**What is being asked:** Copy the following lines word for word, leaving every character unchanged.

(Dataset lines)
——————————

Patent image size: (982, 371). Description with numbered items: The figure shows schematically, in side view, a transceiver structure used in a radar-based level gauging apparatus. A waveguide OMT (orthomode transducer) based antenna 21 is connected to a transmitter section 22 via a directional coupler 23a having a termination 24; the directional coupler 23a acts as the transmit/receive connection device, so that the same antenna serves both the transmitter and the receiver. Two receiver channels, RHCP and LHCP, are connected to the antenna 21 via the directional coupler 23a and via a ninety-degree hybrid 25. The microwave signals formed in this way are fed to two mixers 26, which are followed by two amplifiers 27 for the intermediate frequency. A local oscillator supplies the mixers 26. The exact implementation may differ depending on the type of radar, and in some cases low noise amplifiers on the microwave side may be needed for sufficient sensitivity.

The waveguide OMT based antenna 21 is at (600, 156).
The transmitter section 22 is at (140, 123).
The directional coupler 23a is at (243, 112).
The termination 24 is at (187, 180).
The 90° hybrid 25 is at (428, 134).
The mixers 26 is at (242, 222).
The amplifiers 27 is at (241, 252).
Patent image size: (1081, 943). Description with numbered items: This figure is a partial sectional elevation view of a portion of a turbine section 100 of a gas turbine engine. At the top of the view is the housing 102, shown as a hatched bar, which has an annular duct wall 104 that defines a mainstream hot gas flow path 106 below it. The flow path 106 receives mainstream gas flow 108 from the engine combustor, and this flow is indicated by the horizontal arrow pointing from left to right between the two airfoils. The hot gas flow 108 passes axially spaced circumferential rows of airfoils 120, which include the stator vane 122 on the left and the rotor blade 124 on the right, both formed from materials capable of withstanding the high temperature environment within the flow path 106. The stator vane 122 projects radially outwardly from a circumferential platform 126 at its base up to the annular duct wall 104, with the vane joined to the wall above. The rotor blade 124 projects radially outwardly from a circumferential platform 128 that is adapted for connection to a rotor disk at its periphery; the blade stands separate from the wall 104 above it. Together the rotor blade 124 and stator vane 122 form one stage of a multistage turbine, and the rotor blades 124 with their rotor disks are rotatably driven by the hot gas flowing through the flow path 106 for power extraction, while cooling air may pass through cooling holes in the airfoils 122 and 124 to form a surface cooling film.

——————————

**Solution:**
Patent image size: (982, 371). Description with numbered items: The figure shows schematically, in side view, a transceiver structure used in a radar-based level gauging apparatus. A waveguide OMT (orthomode transducer) based antenna 21 is connected to a transmitter section 22 via a directional coupler 23a having a termination 24; the directional coupler 23a acts as the transmit/receive connection device, so that the same antenna serves both the transmitter and the receiver. Two receiver channels, RHCP and LHCP, are connected to the antenna 21 via the directional coupler 23a and via a ninety-degree hybrid 25. The microwave signals formed in this way are fed to two mixers 26, which are followed by two amplifiers 27 for the intermediate frequency. A local oscillator supplies the mixers 26. The exact implementation may differ depending on the type of radar, and in some cases low noise amplifiers on the microwave side may be needed for sufficient sensitivity.

The waveguide OMT based antenna 21 is at (600, 156).
The transmitter section 22 is at (140, 123).
The directional coupler 23a is at (243, 112).
The termination 24 is at (187, 180).
The 90° hybrid 25 is at (428, 134).
The mixers 26 is at (242, 222).
The amplifiers 27 is at (241, 252).
Patent image size: (1081, 943). Description with numbered items: This figure is a partial sectional elevation view of a portion of a turbine section 100 of a gas turbine engine. At the top of the view is the housing 102, shown as a hatched bar, which has an annular duct wall 104 that defines a mainstream hot gas flow path 106 below it. The flow path 106 receives mainstream gas flow 108 from the engine combustor, and this flow is indicated by the horizontal arrow pointing from left to right between the two airfoils. The hot gas flow 108 passes axially spaced circumferential rows of airfoils 120, which include the stator vane 122 on the left and the rotor blade 124 on the right, both formed from materials capable of withstanding the high temperature environment within the flow path 106. The stator vane 122 projects radially outwardly from a circumferential platform 126 at its base up to the annular duct wall 104, with the vane joined to the wall above. The rotor blade 124 projects radially outwardly from a circumferential platform 128 that is adapted for connection to a rotor disk at its periphery; the blade stands separate from the wall 104 above it. Together the rotor blade 124 and stator vane 122 form one stage of a multistage turbine, and the rotor blades 124 with their rotor disks are rotatably driven by the hot gas flowing through the flow path 106 for power extraction, while cooling air may pass through cooling holes in the airfoils 122 and 124 to form a surface cooling film.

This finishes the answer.